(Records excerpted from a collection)
============================================================

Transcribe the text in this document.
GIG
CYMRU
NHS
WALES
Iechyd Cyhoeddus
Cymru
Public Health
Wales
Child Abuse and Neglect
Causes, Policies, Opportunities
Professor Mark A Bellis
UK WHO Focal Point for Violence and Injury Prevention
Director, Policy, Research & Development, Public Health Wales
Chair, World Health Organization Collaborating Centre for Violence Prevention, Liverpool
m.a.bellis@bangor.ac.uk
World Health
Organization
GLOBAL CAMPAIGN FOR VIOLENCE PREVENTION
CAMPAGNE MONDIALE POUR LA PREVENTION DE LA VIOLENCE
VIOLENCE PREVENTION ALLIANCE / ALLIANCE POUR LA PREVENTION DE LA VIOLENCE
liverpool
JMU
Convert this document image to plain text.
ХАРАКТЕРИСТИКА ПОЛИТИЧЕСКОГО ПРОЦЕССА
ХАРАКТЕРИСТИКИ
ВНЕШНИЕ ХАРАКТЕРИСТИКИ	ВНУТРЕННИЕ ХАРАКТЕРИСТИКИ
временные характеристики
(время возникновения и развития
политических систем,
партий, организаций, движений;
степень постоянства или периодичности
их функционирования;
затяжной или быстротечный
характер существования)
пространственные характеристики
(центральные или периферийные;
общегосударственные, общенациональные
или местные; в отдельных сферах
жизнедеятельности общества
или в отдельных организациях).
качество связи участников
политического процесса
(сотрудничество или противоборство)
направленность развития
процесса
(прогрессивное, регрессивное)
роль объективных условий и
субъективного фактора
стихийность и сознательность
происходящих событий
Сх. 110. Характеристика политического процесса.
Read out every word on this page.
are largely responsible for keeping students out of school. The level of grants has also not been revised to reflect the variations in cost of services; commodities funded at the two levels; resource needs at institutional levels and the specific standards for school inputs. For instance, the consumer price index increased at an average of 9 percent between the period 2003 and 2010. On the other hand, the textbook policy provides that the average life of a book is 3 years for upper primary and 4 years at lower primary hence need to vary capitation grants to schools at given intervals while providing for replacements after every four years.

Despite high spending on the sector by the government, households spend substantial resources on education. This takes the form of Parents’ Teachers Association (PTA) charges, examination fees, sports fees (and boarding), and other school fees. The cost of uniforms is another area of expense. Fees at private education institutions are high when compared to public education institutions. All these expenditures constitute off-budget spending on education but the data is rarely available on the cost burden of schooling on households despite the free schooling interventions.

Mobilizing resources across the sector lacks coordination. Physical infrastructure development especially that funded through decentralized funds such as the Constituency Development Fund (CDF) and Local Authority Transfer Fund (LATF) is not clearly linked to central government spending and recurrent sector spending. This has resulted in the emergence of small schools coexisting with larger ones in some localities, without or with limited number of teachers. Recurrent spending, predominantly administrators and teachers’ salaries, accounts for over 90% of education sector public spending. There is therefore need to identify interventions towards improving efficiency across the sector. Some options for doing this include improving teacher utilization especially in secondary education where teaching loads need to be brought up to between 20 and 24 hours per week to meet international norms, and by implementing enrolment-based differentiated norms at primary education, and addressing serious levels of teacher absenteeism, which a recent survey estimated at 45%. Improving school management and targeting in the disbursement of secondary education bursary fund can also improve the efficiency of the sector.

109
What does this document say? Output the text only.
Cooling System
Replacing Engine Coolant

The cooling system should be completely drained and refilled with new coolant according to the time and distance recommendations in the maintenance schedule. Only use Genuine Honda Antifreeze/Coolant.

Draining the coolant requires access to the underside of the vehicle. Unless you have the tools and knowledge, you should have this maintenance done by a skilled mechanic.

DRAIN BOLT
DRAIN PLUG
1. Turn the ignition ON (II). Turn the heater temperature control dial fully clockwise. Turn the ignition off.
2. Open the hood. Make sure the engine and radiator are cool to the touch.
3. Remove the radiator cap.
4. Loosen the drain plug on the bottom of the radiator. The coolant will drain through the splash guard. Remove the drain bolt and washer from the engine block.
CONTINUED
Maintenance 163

============================================================

Pick out every line above that holds the word "отдельных" and copy it.

▸ **Answer to this exercise**
или местные; в отдельных сферах
или в отдельных организациях).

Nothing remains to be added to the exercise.